- **Records to process**
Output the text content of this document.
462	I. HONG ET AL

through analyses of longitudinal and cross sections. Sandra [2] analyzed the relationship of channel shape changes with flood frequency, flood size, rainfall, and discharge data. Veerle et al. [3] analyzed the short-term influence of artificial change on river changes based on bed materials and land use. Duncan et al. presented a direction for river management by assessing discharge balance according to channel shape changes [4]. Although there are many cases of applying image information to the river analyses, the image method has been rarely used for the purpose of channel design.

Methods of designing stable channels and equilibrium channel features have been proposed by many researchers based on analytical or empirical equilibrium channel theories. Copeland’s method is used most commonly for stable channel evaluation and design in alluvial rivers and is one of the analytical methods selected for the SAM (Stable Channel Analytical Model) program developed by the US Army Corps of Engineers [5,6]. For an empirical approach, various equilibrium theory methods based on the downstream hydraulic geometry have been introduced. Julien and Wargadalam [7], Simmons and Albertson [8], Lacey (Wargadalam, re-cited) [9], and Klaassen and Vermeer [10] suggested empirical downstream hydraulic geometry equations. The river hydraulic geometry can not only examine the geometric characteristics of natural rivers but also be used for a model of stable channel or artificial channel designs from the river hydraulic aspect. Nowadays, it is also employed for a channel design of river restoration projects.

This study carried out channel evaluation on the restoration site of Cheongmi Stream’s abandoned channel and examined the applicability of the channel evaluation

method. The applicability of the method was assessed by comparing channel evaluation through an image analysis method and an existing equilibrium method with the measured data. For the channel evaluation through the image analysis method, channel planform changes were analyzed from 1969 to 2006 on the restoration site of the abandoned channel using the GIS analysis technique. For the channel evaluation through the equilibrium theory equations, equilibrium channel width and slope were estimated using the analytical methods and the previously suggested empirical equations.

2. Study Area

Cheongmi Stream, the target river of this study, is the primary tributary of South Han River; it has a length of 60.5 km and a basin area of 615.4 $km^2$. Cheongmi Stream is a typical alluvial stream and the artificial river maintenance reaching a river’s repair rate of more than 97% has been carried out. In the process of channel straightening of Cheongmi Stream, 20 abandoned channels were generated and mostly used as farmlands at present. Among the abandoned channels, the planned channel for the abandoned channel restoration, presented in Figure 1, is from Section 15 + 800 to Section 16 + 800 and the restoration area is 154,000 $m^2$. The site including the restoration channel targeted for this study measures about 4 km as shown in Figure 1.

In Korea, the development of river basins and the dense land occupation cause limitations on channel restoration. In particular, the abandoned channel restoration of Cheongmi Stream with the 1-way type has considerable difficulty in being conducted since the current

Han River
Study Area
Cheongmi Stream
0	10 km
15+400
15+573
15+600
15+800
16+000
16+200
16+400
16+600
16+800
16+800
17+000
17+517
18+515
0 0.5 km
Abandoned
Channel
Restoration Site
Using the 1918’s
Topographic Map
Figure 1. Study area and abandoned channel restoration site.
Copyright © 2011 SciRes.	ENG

- **Directions for this task**
Write out all the entries exactly.

- **Response to the task**
Output the text content of this document.
462	I. HONG ET AL

through analyses of longitudinal and cross sections. Sandra [2] analyzed the relationship of channel shape changes with flood frequency, flood size, rainfall, and discharge data. Veerle et al. [3] analyzed the short-term influence of artificial change on river changes based on bed materials and land use. Duncan et al. presented a direction for river management by assessing discharge balance according to channel shape changes [4]. Although there are many cases of applying image information to the river analyses, the image method has been rarely used for the purpose of channel design.

Methods of designing stable channels and equilibrium channel features have been proposed by many researchers based on analytical or empirical equilibrium channel theories. Copeland’s method is used most commonly for stable channel evaluation and design in alluvial rivers and is one of the analytical methods selected for the SAM (Stable Channel Analytical Model) program developed by the US Army Corps of Engineers [5,6]. For an empirical approach, various equilibrium theory methods based on the downstream hydraulic geometry have been introduced. Julien and Wargadalam [7], Simmons and Albertson [8], Lacey (Wargadalam, re-cited) [9], and Klaassen and Vermeer [10] suggested empirical downstream hydraulic geometry equations. The river hydraulic geometry can not only examine the geometric characteristics of natural rivers but also be used for a model of stable channel or artificial channel designs from the river hydraulic aspect. Nowadays, it is also employed for a channel design of river restoration projects.

This study carried out channel evaluation on the restoration site of Cheongmi Stream’s abandoned channel and examined the applicability of the channel evaluation

method. The applicability of the method was assessed by comparing channel evaluation through an image analysis method and an existing equilibrium method with the measured data. For the channel evaluation through the image analysis method, channel planform changes were analyzed from 1969 to 2006 on the restoration site of the abandoned channel using the GIS analysis technique. For the channel evaluation through the equilibrium theory equations, equilibrium channel width and slope were estimated using the analytical methods and the previously suggested empirical equations.

2. Study Area

Cheongmi Stream, the target river of this study, is the primary tributary of South Han River; it has a length of 60.5 km and a basin area of 615.4 $km^2$. Cheongmi Stream is a typical alluvial stream and the artificial river maintenance reaching a river’s repair rate of more than 97% has been carried out. In the process of channel straightening of Cheongmi Stream, 20 abandoned channels were generated and mostly used as farmlands at present. Among the abandoned channels, the planned channel for the abandoned channel restoration, presented in Figure 1, is from Section 15 + 800 to Section 16 + 800 and the restoration area is 154,000 $m^2$. The site including the restoration channel targeted for this study measures about 4 km as shown in Figure 1.

In Korea, the development of river basins and the dense land occupation cause limitations on channel restoration. In particular, the abandoned channel restoration of Cheongmi Stream with the 1-way type has considerable difficulty in being conducted since the current

Han River
Study Area
Cheongmi Stream
0	10 km
15+400
15+573
15+600
15+800
16+000
16+200
16+400
16+600
16+800
16+800
17+000
17+517
18+515
0 0.5 km
Abandoned
Channel
Restoration Site
Using the 1918’s
Topographic Map
Figure 1. Study area and abandoned channel restoration site.
Copyright © 2011 SciRes.	ENG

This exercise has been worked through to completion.